** START Dataset **
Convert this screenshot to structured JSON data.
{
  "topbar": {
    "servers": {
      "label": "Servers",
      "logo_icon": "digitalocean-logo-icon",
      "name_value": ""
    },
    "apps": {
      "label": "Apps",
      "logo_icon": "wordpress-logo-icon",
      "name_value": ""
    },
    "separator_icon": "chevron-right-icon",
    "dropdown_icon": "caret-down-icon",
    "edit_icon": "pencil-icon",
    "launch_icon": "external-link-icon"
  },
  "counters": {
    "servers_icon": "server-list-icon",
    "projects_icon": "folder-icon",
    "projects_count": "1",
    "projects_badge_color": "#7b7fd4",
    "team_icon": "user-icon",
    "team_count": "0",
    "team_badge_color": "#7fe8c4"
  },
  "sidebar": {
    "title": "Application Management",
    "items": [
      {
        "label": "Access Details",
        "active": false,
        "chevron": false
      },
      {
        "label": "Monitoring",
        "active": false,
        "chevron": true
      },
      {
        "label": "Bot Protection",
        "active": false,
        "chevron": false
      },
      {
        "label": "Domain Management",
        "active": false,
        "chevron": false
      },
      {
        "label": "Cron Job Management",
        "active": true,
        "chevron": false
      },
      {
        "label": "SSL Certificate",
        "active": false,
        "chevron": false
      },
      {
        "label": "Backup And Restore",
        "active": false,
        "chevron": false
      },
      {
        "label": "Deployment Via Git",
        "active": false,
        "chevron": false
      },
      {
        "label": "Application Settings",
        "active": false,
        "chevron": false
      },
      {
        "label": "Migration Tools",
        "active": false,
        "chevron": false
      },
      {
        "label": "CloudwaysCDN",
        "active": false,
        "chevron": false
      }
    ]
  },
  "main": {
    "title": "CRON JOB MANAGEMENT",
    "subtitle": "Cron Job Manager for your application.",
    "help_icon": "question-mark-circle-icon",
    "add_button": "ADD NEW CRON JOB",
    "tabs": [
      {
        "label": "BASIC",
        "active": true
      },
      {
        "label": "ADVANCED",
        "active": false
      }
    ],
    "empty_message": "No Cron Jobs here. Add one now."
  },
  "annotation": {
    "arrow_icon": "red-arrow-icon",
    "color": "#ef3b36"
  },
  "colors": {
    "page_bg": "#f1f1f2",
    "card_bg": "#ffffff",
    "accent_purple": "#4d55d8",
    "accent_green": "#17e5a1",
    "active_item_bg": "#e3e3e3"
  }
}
** END Dataset **
#### The problem:
Look above for lines with the word "icon" and copy them all.

#### Reply:
      "logo_icon": "digitalocean-logo-icon",
      "logo_icon": "wordpress-logo-icon",
    "separator_icon": "chevron-right-icon",
    "dropdown_icon": "caret-down-icon",
    "edit_icon": "pencil-icon",
    "launch_icon": "external-link-icon"
    "servers_icon": "server-list-icon",
    "projects_icon": "folder-icon",
    "team_icon": "user-icon",
    "help_icon": "question-mark-circle-icon",
    "arrow_icon": "red-arrow-icon",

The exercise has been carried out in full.